# WORK TO DO
Copy out all of the material below verbatim, leaving out the pictures.
====== EXERCISE DATA ======
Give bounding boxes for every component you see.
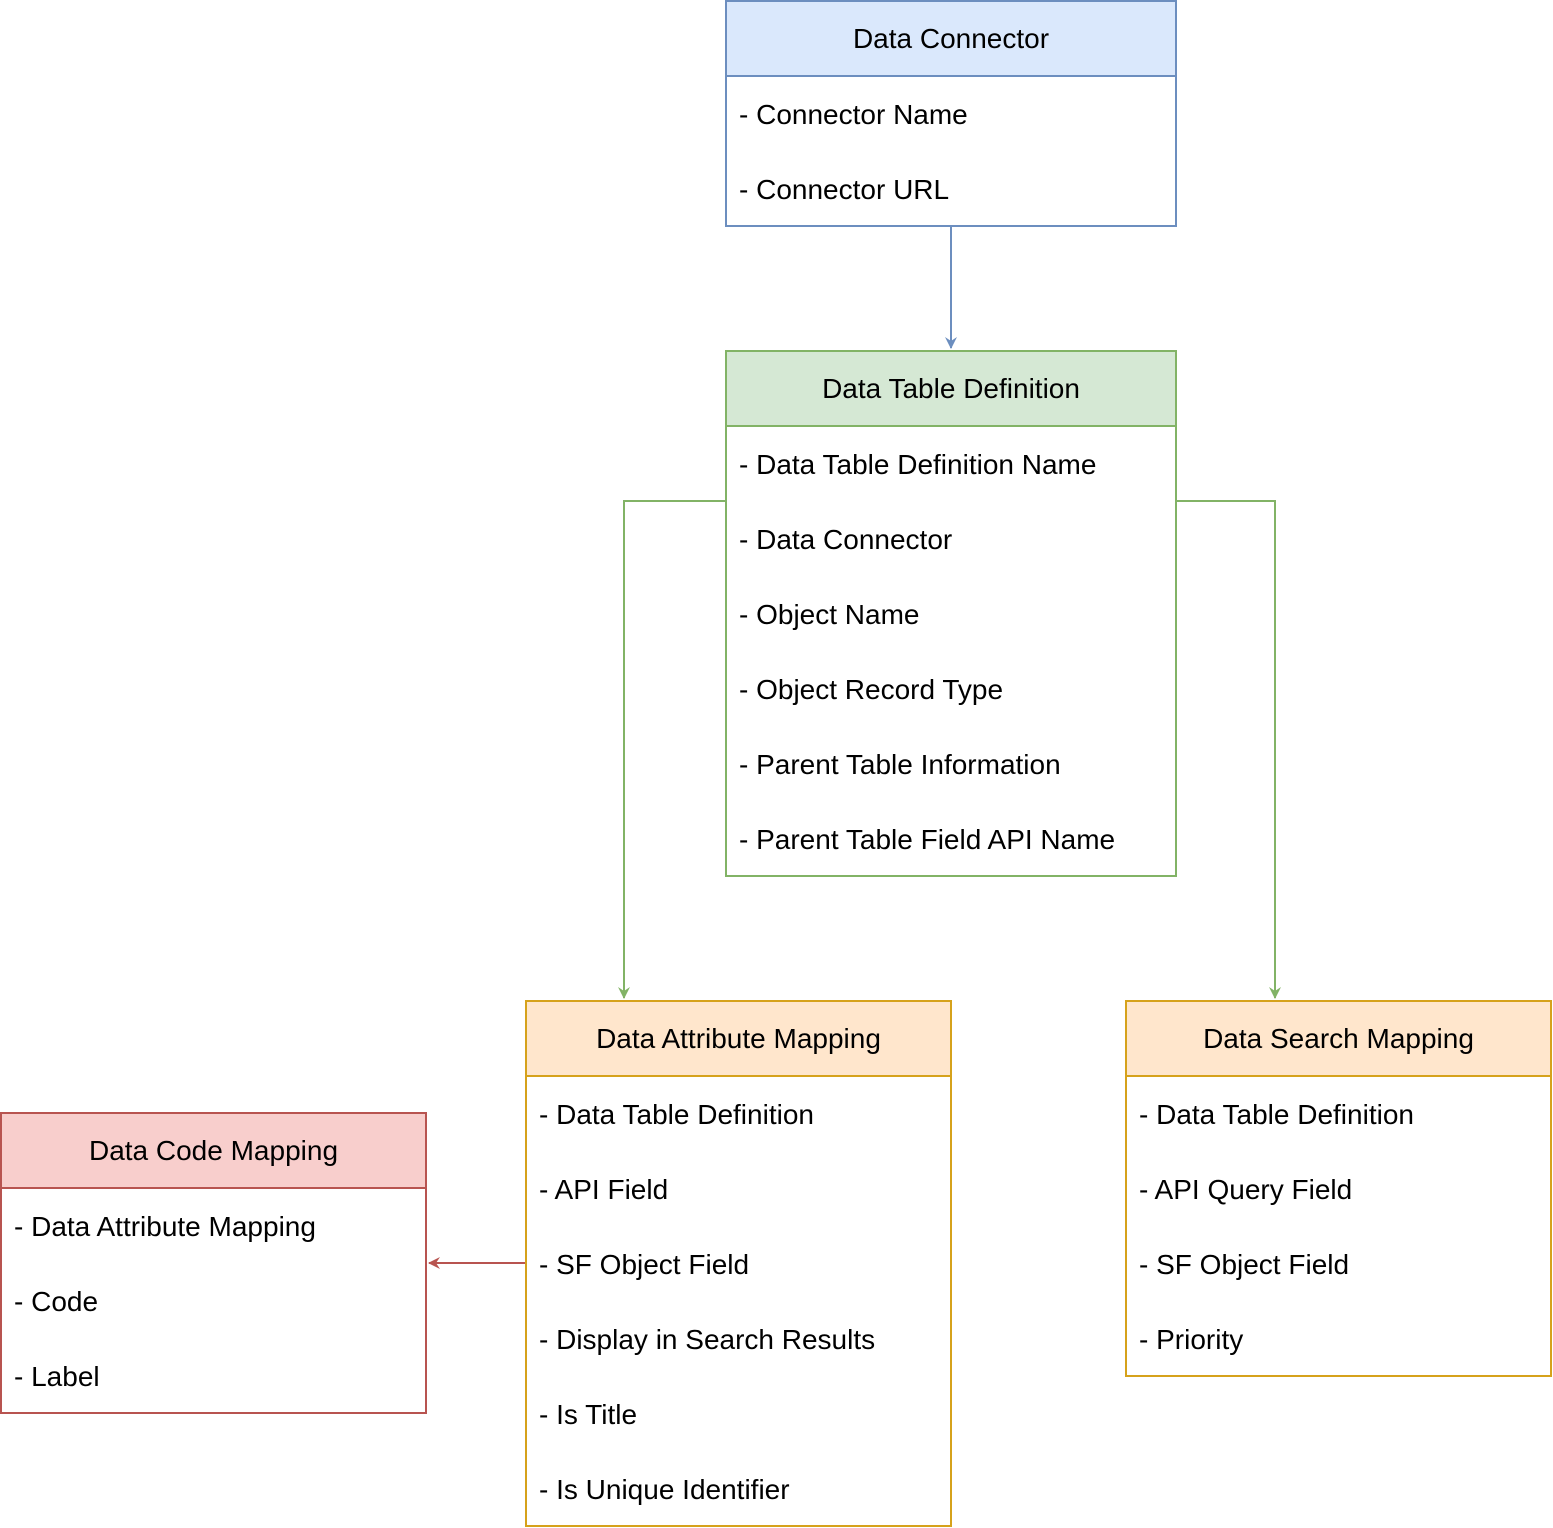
field-data-table-definition: - Data Table Definition: [1139, 1099, 1414, 1130]
entity-data-attribute-mapping[interactable]: Data Attribute Mapping - Data Table Defi…: [525, 1000, 952, 1527]
field-connector-name: - Connector Name: [739, 99, 968, 130]
entity-header-data-connector: Data Connector: [727, 2, 1175, 77]
field-object-name: - Object Name: [739, 599, 920, 630]
field-sf-object-field: - SF Object Field: [539, 1249, 750, 1280]
entity-header-data-attribute-mapping: Data Attribute Mapping: [527, 1002, 950, 1077]
field-display-in-search-results: - Display in Search Results: [539, 1324, 876, 1355]
entity-data-table-definition[interactable]: Data Table Definition - Data Table Defin…: [725, 350, 1177, 877]
field-sf-object-field: - SF Object Field: [1139, 1249, 1350, 1280]
connector-data-table-definition-to-data-search-mapping: [1177, 500, 1281, 999]
field-data-attribute-mapping: - Data Attribute Mapping: [14, 1211, 316, 1242]
field-parent-table-field-api-name: - Parent Table Field API Name: [739, 824, 1116, 855]
field-priority: - Priority: [1139, 1324, 1244, 1355]
field-api-field: - API Field: [539, 1174, 669, 1205]
entity-header-data-search-mapping: Data Search Mapping: [1127, 1002, 1550, 1077]
field-data-table-definition: - Data Table Definition: [539, 1099, 814, 1130]
field-connector-url: - Connector URL: [739, 174, 950, 205]
entity-header-data-table-definition: Data Table Definition: [727, 352, 1175, 427]
field-parent-table-information: - Parent Table Information: [739, 749, 1061, 780]
entity-header-data-code-mapping: Data Code Mapping: [2, 1114, 425, 1189]
field-api-query-field: - API Query Field: [1139, 1174, 1353, 1205]
entity-data-code-mapping[interactable]: Data Code Mapping - Data Attribute Mappi…: [0, 1112, 427, 1414]
field-object-record-type: - Object Record Type: [739, 674, 1004, 705]
field-code: - Code: [14, 1286, 99, 1317]
entity-data-connector[interactable]: Data Connector - Connector Name - Connec…: [725, 0, 1177, 227]
entity-data-search-mapping[interactable]: Data Search Mapping - Data Table Definit…: [1125, 1000, 1552, 1377]
field-label: - Label: [14, 1361, 100, 1392]
field-data-table-definition-name: - Data Table Definition Name: [739, 449, 1097, 480]
connector-data-table-definition-to-data-attribute-mapping: [618, 500, 725, 999]
field-is-title: - Is Title: [539, 1399, 638, 1430]
field-data-connector: - Data Connector: [739, 524, 953, 555]
field-is-unique-identifier: - Is Unique Identifier: [539, 1474, 790, 1505]
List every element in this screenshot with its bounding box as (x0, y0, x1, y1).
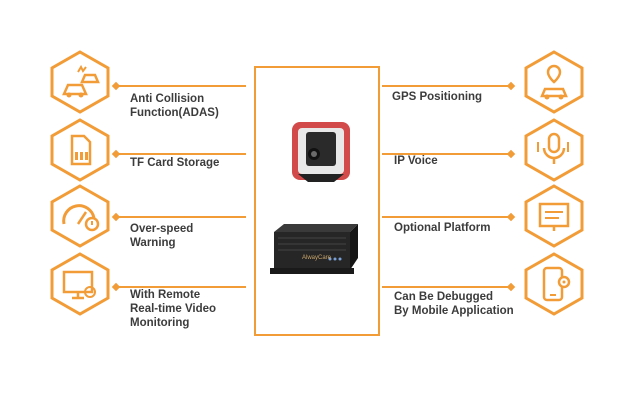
connector-line (382, 286, 510, 288)
feature-label-gps: GPS Positioning (392, 91, 483, 103)
connector-line (118, 85, 246, 87)
device-panel: AlwayCare (254, 66, 380, 336)
adas-camera-image (292, 122, 350, 182)
car-collision-icon (48, 50, 112, 114)
monitor-camera-icon (48, 252, 112, 316)
mobile-settings-icon (522, 252, 586, 316)
feature-label-platform: Optional Platform (394, 222, 491, 234)
mdvr-device-image (270, 224, 358, 274)
device-illustration (270, 122, 358, 274)
feature-label-remote-video: With Remote Real-time Video Monitoring (130, 289, 217, 329)
connector-line (118, 153, 246, 155)
connector-dot (111, 282, 121, 292)
feature-label-mobile-debug: Can Be Debugged By Mobile Application (394, 291, 514, 317)
connector-dot (506, 212, 516, 222)
device-brand-label: AlwayCare (302, 255, 332, 261)
speedometer-warning-icon (48, 184, 112, 248)
feature-label-tf-card: TF Card Storage (130, 157, 220, 169)
feature-label-ip-voice: IP Voice (394, 155, 438, 167)
feature-label-adas: Anti Collision Function(ADAS) (130, 93, 219, 119)
connector-line (118, 286, 246, 288)
connector-dot (111, 81, 121, 91)
screen-icon (522, 184, 586, 248)
feature-label-over-speed: Over-speed Warning (130, 223, 194, 249)
connector-dot (111, 212, 121, 222)
connector-dot (111, 149, 121, 159)
connector-line (118, 216, 246, 218)
gps-car-icon (522, 50, 586, 114)
sd-card-icon (48, 118, 112, 182)
connector-dot (506, 149, 516, 159)
connector-line (382, 153, 510, 155)
connector-dot (506, 81, 516, 91)
connector-line (382, 216, 510, 218)
connector-line (382, 85, 510, 87)
microphone-icon (522, 118, 586, 182)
======
# OUTPUT FOR THIS EXERCISE
Give bounding boxes for every component you see.
field-data-table-definition: - Data Table Definition: [1139, 1099, 1414, 1130]
entity-data-attribute-mapping[interactable]: Data Attribute Mapping - Data Table Defi…: [525, 1000, 952, 1527]
field-connector-name: - Connector Name: [739, 99, 968, 130]
entity-header-data-connector: Data Connector: [727, 2, 1175, 77]
field-object-name: - Object Name: [739, 599, 920, 630]
field-sf-object-field: - SF Object Field: [539, 1249, 750, 1280]
entity-header-data-attribute-mapping: Data Attribute Mapping: [527, 1002, 950, 1077]
field-display-in-search-results: - Display in Search Results: [539, 1324, 876, 1355]
entity-data-table-definition[interactable]: Data Table Definition - Data Table Defin…: [725, 350, 1177, 877]
field-sf-object-field: - SF Object Field: [1139, 1249, 1350, 1280]
connector-data-table-definition-to-data-search-mapping: [1177, 500, 1281, 999]
field-data-attribute-mapping: - Data Attribute Mapping: [14, 1211, 316, 1242]
field-parent-table-field-api-name: - Parent Table Field API Name: [739, 824, 1116, 855]
field-priority: - Priority: [1139, 1324, 1244, 1355]
field-api-field: - API Field: [539, 1174, 669, 1205]
entity-header-data-search-mapping: Data Search Mapping: [1127, 1002, 1550, 1077]
field-data-table-definition: - Data Table Definition: [539, 1099, 814, 1130]
field-connector-url: - Connector URL: [739, 174, 950, 205]
entity-header-data-table-definition: Data Table Definition: [727, 352, 1175, 427]
field-parent-table-information: - Parent Table Information: [739, 749, 1061, 780]
entity-header-data-code-mapping: Data Code Mapping: [2, 1114, 425, 1189]
field-api-query-field: - API Query Field: [1139, 1174, 1353, 1205]
entity-data-code-mapping[interactable]: Data Code Mapping - Data Attribute Mappi…: [0, 1112, 427, 1414]
field-object-record-type: - Object Record Type: [739, 674, 1004, 705]
field-code: - Code: [14, 1286, 99, 1317]
entity-data-connector[interactable]: Data Connector - Connector Name - Connec…: [725, 0, 1177, 227]
entity-data-search-mapping[interactable]: Data Search Mapping - Data Table Definit…: [1125, 1000, 1552, 1377]
field-label: - Label: [14, 1361, 100, 1392]
field-data-table-definition-name: - Data Table Definition Name: [739, 449, 1097, 480]
connector-data-table-definition-to-data-attribute-mapping: [618, 500, 725, 999]
field-is-title: - Is Title: [539, 1399, 638, 1430]
field-data-connector: - Data Connector: [739, 524, 953, 555]
field-is-unique-identifier: - Is Unique Identifier: [539, 1474, 790, 1505]
List every element in this screenshot with its bounding box as (x0, y0, x1, y1).
connector-line (382, 286, 510, 288)
feature-label-gps: GPS Positioning (392, 91, 483, 103)
connector-line (118, 85, 246, 87)
device-panel: AlwayCare (254, 66, 380, 336)
adas-camera-image (292, 122, 350, 182)
car-collision-icon (48, 50, 112, 114)
monitor-camera-icon (48, 252, 112, 316)
mobile-settings-icon (522, 252, 586, 316)
feature-label-platform: Optional Platform (394, 222, 491, 234)
mdvr-device-image (270, 224, 358, 274)
device-illustration (270, 122, 358, 274)
feature-label-remote-video: With Remote Real-time Video Monitoring (130, 289, 217, 329)
connector-line (118, 153, 246, 155)
connector-dot (111, 282, 121, 292)
feature-label-mobile-debug: Can Be Debugged By Mobile Application (394, 291, 514, 317)
connector-dot (506, 212, 516, 222)
device-brand-label: AlwayCare (302, 255, 332, 261)
speedometer-warning-icon (48, 184, 112, 248)
feature-label-tf-card: TF Card Storage (130, 157, 220, 169)
feature-label-ip-voice: IP Voice (394, 155, 438, 167)
feature-label-adas: Anti Collision Function(ADAS) (130, 93, 219, 119)
connector-line (118, 286, 246, 288)
connector-dot (111, 81, 121, 91)
screen-icon (522, 184, 586, 248)
feature-label-over-speed: Over-speed Warning (130, 223, 194, 249)
connector-dot (111, 212, 121, 222)
connector-dot (111, 149, 121, 159)
connector-line (118, 216, 246, 218)
gps-car-icon (522, 50, 586, 114)
sd-card-icon (48, 118, 112, 182)
connector-dot (506, 149, 516, 159)
connector-line (382, 153, 510, 155)
connector-dot (506, 81, 516, 91)
connector-line (382, 216, 510, 218)
connector-line (382, 85, 510, 87)
microphone-icon (522, 118, 586, 182)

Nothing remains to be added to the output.